____ DATASET EXCERPTS

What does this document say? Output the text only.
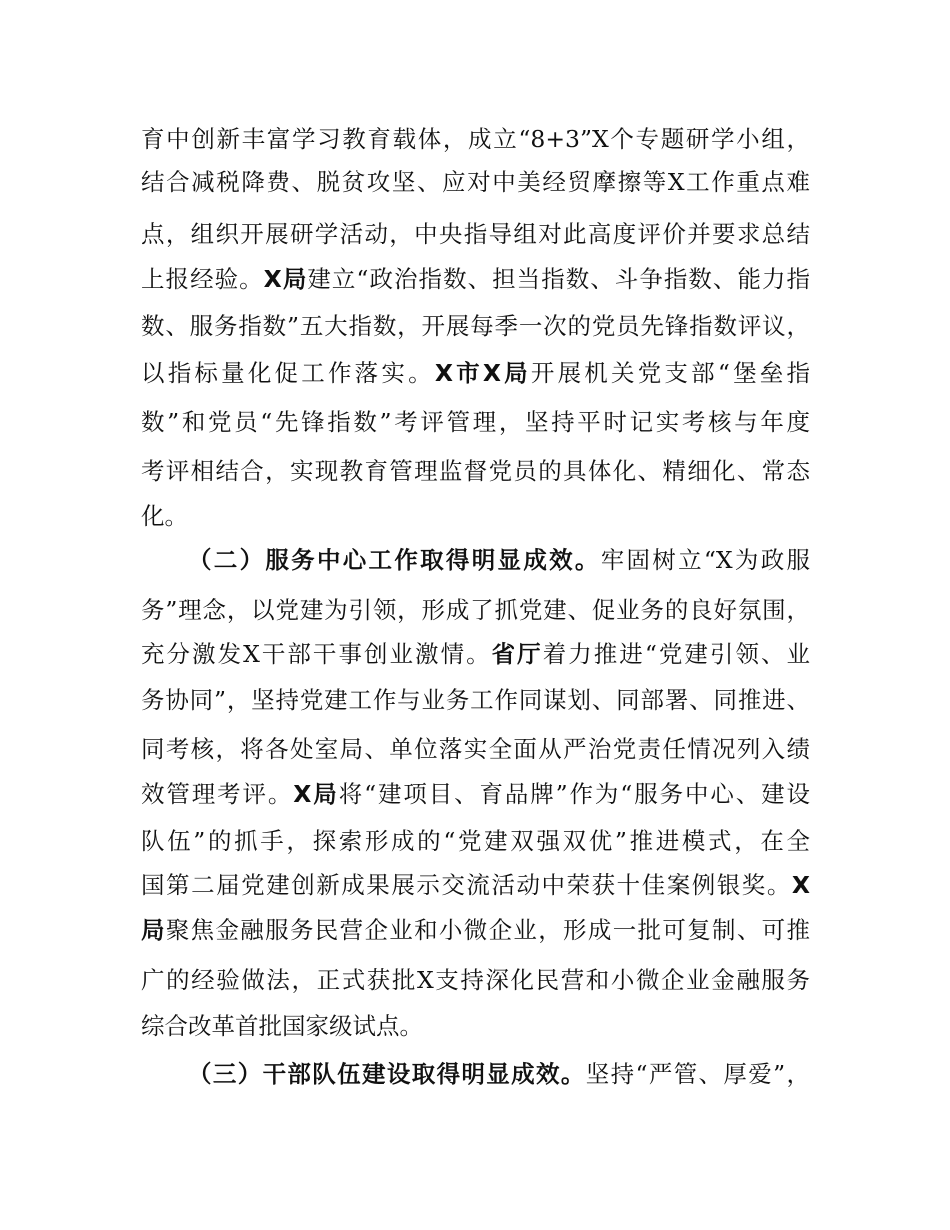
育中创新丰富学习教育载体，成立“8+3”X个专题研学小组，
结合减税降费、脱贫攻坚、应对中美经贸摩擦等X工作重点难
点，组织开展研学活动，中央指导组对此高度评价并要求总结
上报经验。X局建立“政治指数、担当指数、斗争指数、能力指
数、服务指数”五大指数，开展每季一次的党员先锋指数评议，
以指标量化促工作落实。X市X局开展机关党支部“堡垒指
数”和党员“先锋指数”考评管理，坚持平时记实考核与年度
考评相结合，实现教育管理监督党员的具体化、精细化、常态
化。
（二）服务中心工作取得明显成效。牢固树立“X为政服
务”理念，以党建为引领，形成了抓党建、促业务的良好氛围，
充分激发X干部干事创业激情。省厅着力推进“党建引领、业
务协同”，坚持党建工作与业务工作同谋划、同部署、同推进、
同考核，将各处室局、单位落实全面从严治党责任情况列入绩
效管理考评。X局将“建项目、育品牌”作为“服务中心、建设
队伍”的抓手，探索形成的“党建双强双优”推进模式，在全
国第二届党建创新成果展示交流活动中荣获十佳案例银奖。X
局聚焦金融服务民营企业和小微企业，形成一批可复制、可推
广的经验做法，正式获批X支持深化民营和小微企业金融服务
综合改革首批国家级试点。
（三）干部队伍建设取得明显成效。坚持“严管、厚爱”，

________

[JOB]
Repeat the data exactly, without the pictures.

[RIGHT ANSWER]
What does this document say? Output the text only.
育中创新丰富学习教育载体，成立“8+3”X个专题研学小组，
结合减税降费、脱贫攻坚、应对中美经贸摩擦等X工作重点难
点，组织开展研学活动，中央指导组对此高度评价并要求总结
上报经验。X局建立“政治指数、担当指数、斗争指数、能力指
数、服务指数”五大指数，开展每季一次的党员先锋指数评议，
以指标量化促工作落实。X市X局开展机关党支部“堡垒指
数”和党员“先锋指数”考评管理，坚持平时记实考核与年度
考评相结合，实现教育管理监督党员的具体化、精细化、常态
化。
（二）服务中心工作取得明显成效。牢固树立“X为政服
务”理念，以党建为引领，形成了抓党建、促业务的良好氛围，
充分激发X干部干事创业激情。省厅着力推进“党建引领、业
务协同”，坚持党建工作与业务工作同谋划、同部署、同推进、
同考核，将各处室局、单位落实全面从严治党责任情况列入绩
效管理考评。X局将“建项目、育品牌”作为“服务中心、建设
队伍”的抓手，探索形成的“党建双强双优”推进模式，在全
国第二届党建创新成果展示交流活动中荣获十佳案例银奖。X
局聚焦金融服务民营企业和小微企业，形成一批可复制、可推
广的经验做法，正式获批X支持深化民营和小微企业金融服务
综合改革首批国家级试点。
（三）干部队伍建设取得明显成效。坚持“严管、厚爱”，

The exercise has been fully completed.